• [Material provided]:
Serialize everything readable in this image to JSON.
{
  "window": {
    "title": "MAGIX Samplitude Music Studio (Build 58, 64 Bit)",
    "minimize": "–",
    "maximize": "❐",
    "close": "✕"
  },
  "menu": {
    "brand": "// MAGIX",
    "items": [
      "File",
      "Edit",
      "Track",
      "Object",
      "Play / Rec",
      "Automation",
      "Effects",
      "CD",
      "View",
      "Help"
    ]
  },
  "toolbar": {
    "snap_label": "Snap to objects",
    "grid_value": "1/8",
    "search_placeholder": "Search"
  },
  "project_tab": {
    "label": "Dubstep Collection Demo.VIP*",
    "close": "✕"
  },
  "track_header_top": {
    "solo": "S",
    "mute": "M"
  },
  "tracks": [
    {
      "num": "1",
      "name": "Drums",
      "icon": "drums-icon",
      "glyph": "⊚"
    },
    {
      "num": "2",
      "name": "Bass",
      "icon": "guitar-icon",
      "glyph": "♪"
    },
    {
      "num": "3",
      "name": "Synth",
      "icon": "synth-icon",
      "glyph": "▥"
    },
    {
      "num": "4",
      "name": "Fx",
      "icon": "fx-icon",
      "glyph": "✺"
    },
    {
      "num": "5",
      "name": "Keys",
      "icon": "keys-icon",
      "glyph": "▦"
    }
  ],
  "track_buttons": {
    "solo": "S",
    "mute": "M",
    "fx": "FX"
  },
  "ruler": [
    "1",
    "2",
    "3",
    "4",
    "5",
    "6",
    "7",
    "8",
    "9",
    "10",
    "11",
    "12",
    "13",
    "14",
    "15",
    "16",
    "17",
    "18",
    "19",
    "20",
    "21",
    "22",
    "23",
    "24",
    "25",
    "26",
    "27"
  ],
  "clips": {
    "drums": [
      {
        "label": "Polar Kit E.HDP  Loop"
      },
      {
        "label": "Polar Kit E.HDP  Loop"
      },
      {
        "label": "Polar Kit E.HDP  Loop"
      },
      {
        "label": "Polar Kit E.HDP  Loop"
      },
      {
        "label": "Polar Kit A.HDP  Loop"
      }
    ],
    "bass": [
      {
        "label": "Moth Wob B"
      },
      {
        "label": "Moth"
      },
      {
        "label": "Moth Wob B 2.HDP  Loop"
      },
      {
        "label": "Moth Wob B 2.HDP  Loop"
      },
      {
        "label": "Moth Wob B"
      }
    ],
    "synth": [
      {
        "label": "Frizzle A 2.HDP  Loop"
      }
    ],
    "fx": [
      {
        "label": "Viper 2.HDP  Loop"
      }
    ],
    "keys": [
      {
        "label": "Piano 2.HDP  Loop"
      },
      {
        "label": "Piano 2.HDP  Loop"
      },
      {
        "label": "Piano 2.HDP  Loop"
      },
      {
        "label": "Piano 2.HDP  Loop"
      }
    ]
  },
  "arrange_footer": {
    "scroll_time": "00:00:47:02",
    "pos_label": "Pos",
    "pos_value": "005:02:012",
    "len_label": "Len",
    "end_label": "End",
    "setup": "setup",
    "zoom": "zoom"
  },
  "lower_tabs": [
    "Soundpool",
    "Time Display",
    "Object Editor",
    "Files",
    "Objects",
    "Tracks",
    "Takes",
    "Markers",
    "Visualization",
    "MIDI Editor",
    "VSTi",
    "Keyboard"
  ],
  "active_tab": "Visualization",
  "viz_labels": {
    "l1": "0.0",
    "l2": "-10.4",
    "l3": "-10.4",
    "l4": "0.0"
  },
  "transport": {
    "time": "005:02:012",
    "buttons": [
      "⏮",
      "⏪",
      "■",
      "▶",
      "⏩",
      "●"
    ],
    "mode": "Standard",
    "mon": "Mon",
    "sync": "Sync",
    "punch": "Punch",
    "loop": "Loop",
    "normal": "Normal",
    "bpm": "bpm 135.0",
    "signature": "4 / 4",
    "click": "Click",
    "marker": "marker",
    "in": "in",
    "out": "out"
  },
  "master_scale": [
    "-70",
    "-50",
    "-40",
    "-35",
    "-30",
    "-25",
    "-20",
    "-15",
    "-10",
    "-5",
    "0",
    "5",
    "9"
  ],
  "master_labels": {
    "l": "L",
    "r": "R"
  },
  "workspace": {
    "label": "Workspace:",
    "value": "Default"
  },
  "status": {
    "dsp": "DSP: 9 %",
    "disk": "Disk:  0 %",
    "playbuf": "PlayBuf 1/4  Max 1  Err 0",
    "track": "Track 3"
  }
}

• [Directive]:
Copy the material above, line for line.

• [Final answer]:
Serialize everything readable in this image to JSON.
{
  "window": {
    "title": "MAGIX Samplitude Music Studio (Build 58, 64 Bit)",
    "minimize": "–",
    "maximize": "❐",
    "close": "✕"
  },
  "menu": {
    "brand": "// MAGIX",
    "items": [
      "File",
      "Edit",
      "Track",
      "Object",
      "Play / Rec",
      "Automation",
      "Effects",
      "CD",
      "View",
      "Help"
    ]
  },
  "toolbar": {
    "snap_label": "Snap to objects",
    "grid_value": "1/8",
    "search_placeholder": "Search"
  },
  "project_tab": {
    "label": "Dubstep Collection Demo.VIP*",
    "close": "✕"
  },
  "track_header_top": {
    "solo": "S",
    "mute": "M"
  },
  "tracks": [
    {
      "num": "1",
      "name": "Drums",
      "icon": "drums-icon",
      "glyph": "⊚"
    },
    {
      "num": "2",
      "name": "Bass",
      "icon": "guitar-icon",
      "glyph": "♪"
    },
    {
      "num": "3",
      "name": "Synth",
      "icon": "synth-icon",
      "glyph": "▥"
    },
    {
      "num": "4",
      "name": "Fx",
      "icon": "fx-icon",
      "glyph": "✺"
    },
    {
      "num": "5",
      "name": "Keys",
      "icon": "keys-icon",
      "glyph": "▦"
    }
  ],
  "track_buttons": {
    "solo": "S",
    "mute": "M",
    "fx": "FX"
  },
  "ruler": [
    "1",
    "2",
    "3",
    "4",
    "5",
    "6",
    "7",
    "8",
    "9",
    "10",
    "11",
    "12",
    "13",
    "14",
    "15",
    "16",
    "17",
    "18",
    "19",
    "20",
    "21",
    "22",
    "23",
    "24",
    "25",
    "26",
    "27"
  ],
  "clips": {
    "drums": [
      {
        "label": "Polar Kit E.HDP  Loop"
      },
      {
        "label": "Polar Kit E.HDP  Loop"
      },
      {
        "label": "Polar Kit E.HDP  Loop"
      },
      {
        "label": "Polar Kit E.HDP  Loop"
      },
      {
        "label": "Polar Kit A.HDP  Loop"
      }
    ],
    "bass": [
      {
        "label": "Moth Wob B"
      },
      {
        "label": "Moth"
      },
      {
        "label": "Moth Wob B 2.HDP  Loop"
      },
      {
        "label": "Moth Wob B 2.HDP  Loop"
      },
      {
        "label": "Moth Wob B"
      }
    ],
    "synth": [
      {
        "label": "Frizzle A 2.HDP  Loop"
      }
    ],
    "fx": [
      {
        "label": "Viper 2.HDP  Loop"
      }
    ],
    "keys": [
      {
        "label": "Piano 2.HDP  Loop"
      },
      {
        "label": "Piano 2.HDP  Loop"
      },
      {
        "label": "Piano 2.HDP  Loop"
      },
      {
        "label": "Piano 2.HDP  Loop"
      }
    ]
  },
  "arrange_footer": {
    "scroll_time": "00:00:47:02",
    "pos_label": "Pos",
    "pos_value": "005:02:012",
    "len_label": "Len",
    "end_label": "End",
    "setup": "setup",
    "zoom": "zoom"
  },
  "lower_tabs": [
    "Soundpool",
    "Time Display",
    "Object Editor",
    "Files",
    "Objects",
    "Tracks",
    "Takes",
    "Markers",
    "Visualization",
    "MIDI Editor",
    "VSTi",
    "Keyboard"
  ],
  "active_tab": "Visualization",
  "viz_labels": {
    "l1": "0.0",
    "l2": "-10.4",
    "l3": "-10.4",
    "l4": "0.0"
  },
  "transport": {
    "time": "005:02:012",
    "buttons": [
      "⏮",
      "⏪",
      "■",
      "▶",
      "⏩",
      "●"
    ],
    "mode": "Standard",
    "mon": "Mon",
    "sync": "Sync",
    "punch": "Punch",
    "loop": "Loop",
    "normal": "Normal",
    "bpm": "bpm 135.0",
    "signature": "4 / 4",
    "click": "Click",
    "marker": "marker",
    "in": "in",
    "out": "out"
  },
  "master_scale": [
    "-70",
    "-50",
    "-40",
    "-35",
    "-30",
    "-25",
    "-20",
    "-15",
    "-10",
    "-5",
    "0",
    "5",
    "9"
  ],
  "master_labels": {
    "l": "L",
    "r": "R"
  },
  "workspace": {
    "label": "Workspace:",
    "value": "Default"
  },
  "status": {
    "dsp": "DSP: 9 %",
    "disk": "Disk:  0 %",
    "playbuf": "PlayBuf 1/4  Max 1  Err 0",
    "track": "Track 3"
  }
}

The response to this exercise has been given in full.